### DOCUMENT PASSAGE ###

Open Column Launch Engine from Kit

Discussion in 'A Work In Progress' started by zeeprogrammer, May 18, 2009.

Help Support HMEM by donating using the link above.
  1. May 18, 2009 #1

    zeeprogrammer

    zeeprogrammer

    zeeprogrammer

    Well-Known Member

    Joined:
    Mar 14, 2009
    Messages:
    3,362
    Likes Received:
    10
    So I ordered the Elderberry Launch Engine Kit from LittleMachineShop. I hope this will become my second engine. A mini-lathe and mini-mill is needed.

    As you all know...I am very new to this hobby. No engine experience (bore and stroke?) and no machining experience (wobbler?) save for the last four months.

    That's the main reason why I chose this kit. It comes with the materials (right...I know nothing about metal either...half hard brass?), the plans, and what looks like a decent intro into machining.

    My first engine was from a casting kit. Some people suggest an engine from raw stock would have been a better choice. I can't say for sure yet but I currently lean towards agreeing. Mainly from the frustration I had with the flywheel. I had bought several of the same kit and found the two halves of the flywheel to be a little off. I couldn't figure out how to hold and/or cut the part so that I had a square rim and concentric hub. On the other hand, it was the simplest kit I could find and it ran despite my sloppy job. I got a lot of satisfaction out of it. A big portion of that satisfaction must be attributed to this forum from which I received a great deal of excellent help as well as recognition.

    In thinking about what I just said...a raw stock kit is better. I was bound to make mistakes...hence I had to buy additional kits. (I found out later I could probably have bought replacement castings for the parts I mutilated.) I expect to make still more mistakes...but buying more raw stock is much easier especially when the kit tells me what type and size I need. This kit looks more complicated but it comes with more information on how to do it.

    This is a picture of the raw bits that came with the kit...

    [​IMG]

    The manuals are copyrighted so I don't think I can show you a picture of it. But the following link shows an engine that is nearly identical (thank you Harold Lee). The major difference is that the metal tube is plastic in the kit I got.

    http://www.homemodelenginemachinist.com/index.php?topic=1863.msg14696#msg14696

    The kit comes with two documents. One is the Drawing Set. I understand most of it (I had taken a drafting class back in high school...back when you used pencils and pens and liquid ink. And, I've had the pleasure of working with some fine mechanical engineers.) Still there are some symbols I don't know and will have to get some help on.

    The 2nd document is the Construction Manual. It professes to be for the person who's interested but knows next to nothing. (It was written for me!) It's pretty good but they suffer from 'they don't remember what they didn't know'. (And I've found a couple of minor mistakes in scanning the notes.) Again, I know this forum will prove invaluable.

    I must admit...I hope I can serve as an example to those others who, like me, lack experience and knowledge but have the desire to build.

###

[TASKS TO COMPLETE]:
[1] Answer these questions about the launch engine forum post:
(a) From which company was the Elderberry Launch Engine Kit ordered?
(b) Which part of the first engine caused the frustration?
(c) What are the two documents that come with the kit?
[2] Output, word for word, the section of the launch engine forum post that begins with the words "Well-Known Member" and ends with "mini-mill is needed.".

### RECORDED INFORMATION ###

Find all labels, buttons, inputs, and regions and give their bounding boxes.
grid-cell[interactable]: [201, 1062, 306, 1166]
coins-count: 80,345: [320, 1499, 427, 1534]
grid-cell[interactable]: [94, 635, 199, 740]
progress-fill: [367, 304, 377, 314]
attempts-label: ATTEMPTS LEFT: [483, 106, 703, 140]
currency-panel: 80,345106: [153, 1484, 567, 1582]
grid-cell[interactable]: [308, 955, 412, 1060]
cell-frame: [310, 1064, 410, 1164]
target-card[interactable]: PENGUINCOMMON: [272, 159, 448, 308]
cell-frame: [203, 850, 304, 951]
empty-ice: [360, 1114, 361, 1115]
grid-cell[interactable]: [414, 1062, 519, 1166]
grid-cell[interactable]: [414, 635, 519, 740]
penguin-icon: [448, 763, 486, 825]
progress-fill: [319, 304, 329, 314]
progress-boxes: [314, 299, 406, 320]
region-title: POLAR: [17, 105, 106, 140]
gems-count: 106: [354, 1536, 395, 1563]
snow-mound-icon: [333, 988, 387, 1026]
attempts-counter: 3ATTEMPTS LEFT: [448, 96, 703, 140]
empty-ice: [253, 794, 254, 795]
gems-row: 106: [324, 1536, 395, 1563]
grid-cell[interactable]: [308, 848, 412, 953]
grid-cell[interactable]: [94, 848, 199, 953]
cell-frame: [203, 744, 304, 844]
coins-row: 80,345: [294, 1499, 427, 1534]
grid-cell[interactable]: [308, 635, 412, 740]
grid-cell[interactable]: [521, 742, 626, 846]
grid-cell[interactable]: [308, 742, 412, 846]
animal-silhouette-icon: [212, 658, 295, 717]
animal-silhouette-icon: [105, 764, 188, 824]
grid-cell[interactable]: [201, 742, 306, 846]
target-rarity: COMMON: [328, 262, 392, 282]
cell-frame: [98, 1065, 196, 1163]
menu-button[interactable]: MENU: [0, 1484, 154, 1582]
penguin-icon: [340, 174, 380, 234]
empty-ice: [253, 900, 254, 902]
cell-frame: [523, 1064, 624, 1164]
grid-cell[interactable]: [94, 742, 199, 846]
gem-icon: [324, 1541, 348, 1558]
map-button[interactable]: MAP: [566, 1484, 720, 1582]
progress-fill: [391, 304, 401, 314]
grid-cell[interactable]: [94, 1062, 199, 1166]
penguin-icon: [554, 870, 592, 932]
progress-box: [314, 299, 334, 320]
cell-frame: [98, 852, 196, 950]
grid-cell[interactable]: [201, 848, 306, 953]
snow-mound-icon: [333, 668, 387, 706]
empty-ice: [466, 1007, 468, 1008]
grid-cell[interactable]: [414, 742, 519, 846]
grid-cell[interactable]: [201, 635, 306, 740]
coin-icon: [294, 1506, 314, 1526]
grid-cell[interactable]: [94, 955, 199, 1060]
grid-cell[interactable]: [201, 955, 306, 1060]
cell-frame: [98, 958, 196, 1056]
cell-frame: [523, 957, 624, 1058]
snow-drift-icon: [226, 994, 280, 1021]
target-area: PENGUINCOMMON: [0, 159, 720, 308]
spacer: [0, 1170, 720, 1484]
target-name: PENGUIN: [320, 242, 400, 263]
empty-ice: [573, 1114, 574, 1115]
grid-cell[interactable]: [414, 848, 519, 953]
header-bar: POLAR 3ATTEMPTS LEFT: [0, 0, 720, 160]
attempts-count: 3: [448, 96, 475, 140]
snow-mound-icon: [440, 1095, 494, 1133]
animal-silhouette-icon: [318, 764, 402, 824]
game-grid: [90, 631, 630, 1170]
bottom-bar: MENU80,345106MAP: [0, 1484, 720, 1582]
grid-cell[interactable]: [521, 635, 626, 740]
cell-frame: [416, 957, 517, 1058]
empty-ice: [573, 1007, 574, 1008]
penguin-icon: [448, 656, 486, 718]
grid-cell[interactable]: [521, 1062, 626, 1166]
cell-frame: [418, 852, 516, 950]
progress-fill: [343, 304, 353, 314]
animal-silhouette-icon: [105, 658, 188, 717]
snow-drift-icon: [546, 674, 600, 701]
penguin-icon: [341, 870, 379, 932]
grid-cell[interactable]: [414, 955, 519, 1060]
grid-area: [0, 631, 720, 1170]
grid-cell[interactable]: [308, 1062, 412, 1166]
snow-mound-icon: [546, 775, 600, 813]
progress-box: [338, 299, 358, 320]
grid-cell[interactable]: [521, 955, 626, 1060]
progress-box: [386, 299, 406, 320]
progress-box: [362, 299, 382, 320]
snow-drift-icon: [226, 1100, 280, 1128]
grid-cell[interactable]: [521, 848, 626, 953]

###

[EXERCISE ANSWERS]:
[1]
(a) LittleMachineShop
(b) The flywheel
(c) The Drawing Set and the Construction Manual

[2]
Well-Known Member

    Joined:
    Mar 14, 2009
    Messages:
    3,362
    Likes Received:
    10
    So I ordered the Elderberry Launch Engine Kit from LittleMachineShop. I hope this will become my second engine. A mini-lathe and mini-mill is needed.